*Provided material*:
==========

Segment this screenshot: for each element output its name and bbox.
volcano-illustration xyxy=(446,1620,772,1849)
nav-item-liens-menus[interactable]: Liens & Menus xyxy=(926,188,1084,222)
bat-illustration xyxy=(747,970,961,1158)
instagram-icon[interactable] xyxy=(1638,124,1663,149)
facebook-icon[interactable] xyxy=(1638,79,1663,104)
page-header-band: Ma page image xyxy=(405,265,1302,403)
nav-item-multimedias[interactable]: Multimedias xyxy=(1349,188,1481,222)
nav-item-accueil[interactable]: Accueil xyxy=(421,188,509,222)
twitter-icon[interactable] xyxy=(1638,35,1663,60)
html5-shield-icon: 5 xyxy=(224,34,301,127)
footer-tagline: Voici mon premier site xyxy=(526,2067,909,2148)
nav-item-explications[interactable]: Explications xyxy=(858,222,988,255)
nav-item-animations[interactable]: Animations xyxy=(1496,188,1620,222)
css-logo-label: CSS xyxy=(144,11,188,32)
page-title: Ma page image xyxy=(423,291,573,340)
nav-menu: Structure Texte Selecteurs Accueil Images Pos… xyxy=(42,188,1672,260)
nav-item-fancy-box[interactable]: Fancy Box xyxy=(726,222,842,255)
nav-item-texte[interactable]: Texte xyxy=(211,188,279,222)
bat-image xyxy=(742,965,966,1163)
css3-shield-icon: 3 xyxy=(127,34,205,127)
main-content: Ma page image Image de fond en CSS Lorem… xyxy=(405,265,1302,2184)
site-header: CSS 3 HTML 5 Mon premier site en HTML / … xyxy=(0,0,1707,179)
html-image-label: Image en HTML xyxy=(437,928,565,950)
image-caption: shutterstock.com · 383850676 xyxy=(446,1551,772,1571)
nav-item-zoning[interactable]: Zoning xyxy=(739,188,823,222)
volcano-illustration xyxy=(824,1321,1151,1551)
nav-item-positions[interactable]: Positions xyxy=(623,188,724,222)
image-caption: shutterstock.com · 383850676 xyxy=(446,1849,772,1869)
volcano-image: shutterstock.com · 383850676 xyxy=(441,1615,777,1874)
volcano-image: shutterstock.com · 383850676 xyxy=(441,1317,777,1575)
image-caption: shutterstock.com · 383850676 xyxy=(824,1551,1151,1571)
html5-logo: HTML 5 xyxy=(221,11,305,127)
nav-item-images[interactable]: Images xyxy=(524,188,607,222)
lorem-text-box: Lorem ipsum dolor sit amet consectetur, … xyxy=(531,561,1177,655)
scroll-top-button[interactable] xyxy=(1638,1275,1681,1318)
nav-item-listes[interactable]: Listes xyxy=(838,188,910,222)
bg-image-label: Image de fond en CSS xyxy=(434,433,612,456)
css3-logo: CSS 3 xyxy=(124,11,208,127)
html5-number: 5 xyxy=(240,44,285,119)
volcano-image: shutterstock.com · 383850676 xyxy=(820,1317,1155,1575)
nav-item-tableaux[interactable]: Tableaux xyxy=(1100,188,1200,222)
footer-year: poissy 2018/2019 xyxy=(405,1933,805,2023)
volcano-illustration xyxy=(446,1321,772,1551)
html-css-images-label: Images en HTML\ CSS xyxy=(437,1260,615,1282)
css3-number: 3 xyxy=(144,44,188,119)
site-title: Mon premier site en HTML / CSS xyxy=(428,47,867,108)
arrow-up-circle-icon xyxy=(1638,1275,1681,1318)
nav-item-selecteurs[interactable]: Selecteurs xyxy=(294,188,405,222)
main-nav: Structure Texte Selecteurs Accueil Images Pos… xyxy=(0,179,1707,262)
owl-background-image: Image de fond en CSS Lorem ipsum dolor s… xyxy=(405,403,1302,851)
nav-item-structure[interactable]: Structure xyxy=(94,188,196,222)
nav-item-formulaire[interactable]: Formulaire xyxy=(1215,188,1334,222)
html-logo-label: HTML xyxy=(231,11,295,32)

==========

*Stated task*: Print the lines above exactly as they appear, from the first line through the line that contains "page-header-band: Ma page", including both.

*Output for this exercise*:
Segment this screenshot: for each element output its name and bbox.
volcano-illustration xyxy=(446,1620,772,1849)
nav-item-liens-menus[interactable]: Liens & Menus xyxy=(926,188,1084,222)
bat-illustration xyxy=(747,970,961,1158)
instagram-icon[interactable] xyxy=(1638,124,1663,149)
facebook-icon[interactable] xyxy=(1638,79,1663,104)
page-header-band: Ma page image xyxy=(405,265,1302,403)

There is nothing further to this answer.